§ Dataset excerpts

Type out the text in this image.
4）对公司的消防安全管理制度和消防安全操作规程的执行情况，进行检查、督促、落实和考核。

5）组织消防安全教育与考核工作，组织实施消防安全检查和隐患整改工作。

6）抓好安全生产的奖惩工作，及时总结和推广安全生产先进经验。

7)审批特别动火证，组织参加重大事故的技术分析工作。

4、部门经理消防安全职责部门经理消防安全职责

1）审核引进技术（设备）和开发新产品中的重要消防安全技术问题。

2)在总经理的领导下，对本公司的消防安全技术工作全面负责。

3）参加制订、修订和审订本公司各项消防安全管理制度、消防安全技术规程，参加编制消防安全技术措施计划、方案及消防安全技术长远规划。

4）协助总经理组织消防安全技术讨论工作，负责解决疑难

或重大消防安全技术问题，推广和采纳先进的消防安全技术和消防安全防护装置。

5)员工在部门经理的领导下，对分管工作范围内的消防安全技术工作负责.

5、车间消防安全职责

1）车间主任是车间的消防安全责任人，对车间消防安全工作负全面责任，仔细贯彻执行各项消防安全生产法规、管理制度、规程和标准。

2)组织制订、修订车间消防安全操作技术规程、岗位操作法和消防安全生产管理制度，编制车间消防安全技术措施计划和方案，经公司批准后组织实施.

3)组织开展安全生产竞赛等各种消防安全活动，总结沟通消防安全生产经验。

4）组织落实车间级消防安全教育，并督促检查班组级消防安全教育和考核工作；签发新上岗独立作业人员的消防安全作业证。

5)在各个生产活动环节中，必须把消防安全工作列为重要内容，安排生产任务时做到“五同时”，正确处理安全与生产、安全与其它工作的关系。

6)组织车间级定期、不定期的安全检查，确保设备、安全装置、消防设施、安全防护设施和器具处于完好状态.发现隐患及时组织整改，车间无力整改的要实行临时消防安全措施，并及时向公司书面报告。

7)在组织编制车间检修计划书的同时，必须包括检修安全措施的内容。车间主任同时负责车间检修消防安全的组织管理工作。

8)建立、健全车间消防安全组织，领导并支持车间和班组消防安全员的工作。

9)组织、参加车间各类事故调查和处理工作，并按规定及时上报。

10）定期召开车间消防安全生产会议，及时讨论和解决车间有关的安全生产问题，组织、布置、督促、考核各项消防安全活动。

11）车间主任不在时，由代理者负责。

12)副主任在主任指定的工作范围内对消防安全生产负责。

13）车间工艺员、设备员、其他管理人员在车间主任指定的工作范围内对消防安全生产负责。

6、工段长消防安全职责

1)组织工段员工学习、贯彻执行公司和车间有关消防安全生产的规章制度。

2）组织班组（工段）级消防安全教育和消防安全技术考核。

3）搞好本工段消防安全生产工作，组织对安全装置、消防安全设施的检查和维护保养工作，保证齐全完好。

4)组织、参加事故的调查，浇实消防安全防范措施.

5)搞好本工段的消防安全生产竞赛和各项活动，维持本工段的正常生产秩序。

--

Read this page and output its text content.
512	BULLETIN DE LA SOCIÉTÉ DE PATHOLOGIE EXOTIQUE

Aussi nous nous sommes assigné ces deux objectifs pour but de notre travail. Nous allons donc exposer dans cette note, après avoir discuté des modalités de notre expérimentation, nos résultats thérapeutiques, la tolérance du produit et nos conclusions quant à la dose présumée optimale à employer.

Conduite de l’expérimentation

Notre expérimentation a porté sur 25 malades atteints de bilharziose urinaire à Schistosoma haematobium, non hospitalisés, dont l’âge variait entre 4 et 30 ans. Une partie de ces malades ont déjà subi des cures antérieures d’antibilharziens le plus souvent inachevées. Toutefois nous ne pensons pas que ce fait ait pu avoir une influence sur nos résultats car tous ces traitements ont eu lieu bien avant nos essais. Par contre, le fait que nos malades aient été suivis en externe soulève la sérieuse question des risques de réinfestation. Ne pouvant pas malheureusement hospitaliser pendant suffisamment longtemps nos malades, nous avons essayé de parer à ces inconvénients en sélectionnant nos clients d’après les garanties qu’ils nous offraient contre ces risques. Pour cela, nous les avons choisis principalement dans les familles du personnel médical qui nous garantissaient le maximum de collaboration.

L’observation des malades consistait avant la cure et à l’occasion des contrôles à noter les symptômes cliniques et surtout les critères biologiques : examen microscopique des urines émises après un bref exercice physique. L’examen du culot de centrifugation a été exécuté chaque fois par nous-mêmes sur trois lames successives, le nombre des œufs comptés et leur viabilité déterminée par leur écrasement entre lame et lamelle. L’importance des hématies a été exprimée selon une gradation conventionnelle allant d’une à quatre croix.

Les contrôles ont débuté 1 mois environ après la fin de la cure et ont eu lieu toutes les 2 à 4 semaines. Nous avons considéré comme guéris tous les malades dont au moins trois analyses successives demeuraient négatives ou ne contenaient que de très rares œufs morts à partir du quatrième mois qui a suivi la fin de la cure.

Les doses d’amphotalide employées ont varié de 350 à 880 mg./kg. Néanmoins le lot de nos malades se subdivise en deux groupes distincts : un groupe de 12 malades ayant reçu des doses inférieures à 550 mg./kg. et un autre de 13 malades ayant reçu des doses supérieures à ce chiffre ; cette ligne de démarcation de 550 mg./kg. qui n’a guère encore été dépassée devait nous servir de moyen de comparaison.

§ Your task
Which lines above hold the word "avant"? Copy each of them.

§ Result of this task
Notre expérimentation a porté sur 25 malades atteints de bilharziose urinaire à Schistosoma haematobium, non hospitalisés, dont l’âge variait entre 4 et 30 ans. Une partie de ces malades ont déjà subi des cures antérieures d’antibilharziens le plus souvent inachevées. Toutefois nous ne pensons pas que ce fait ait pu avoir une influence sur nos résultats car tous ces traitements ont eu lieu bien avant nos essais. Par contre, le fait que nos malades aient été suivis en externe soulève la sérieuse question des risques de réinfestation. Ne pouvant pas malheureusement hospitaliser pendant suffisamment longtemps nos malades, nous avons essayé de parer à ces inconvénients en sélectionnant nos clients d’après les garanties qu’ils nous offraient contre ces risques. Pour cela, nous les avons choisis principalement dans les familles du personnel médical qui nous garantissaient le maximum de collaboration.
L’observation des malades consistait avant la cure et à l’occasion des contrôles à noter les symptômes cliniques et surtout les critères biologiques : examen microscopique des urines émises après un bref exercice physique. L’examen du culot de centrifugation a été exécuté chaque fois par nous-mêmes sur trois lames successives, le nombre des œufs comptés et leur viabilité déterminée par leur écrasement entre lame et lamelle. L’importance des hématies a été exprimée selon une gradation conventionnelle allant d’une à quatre croix.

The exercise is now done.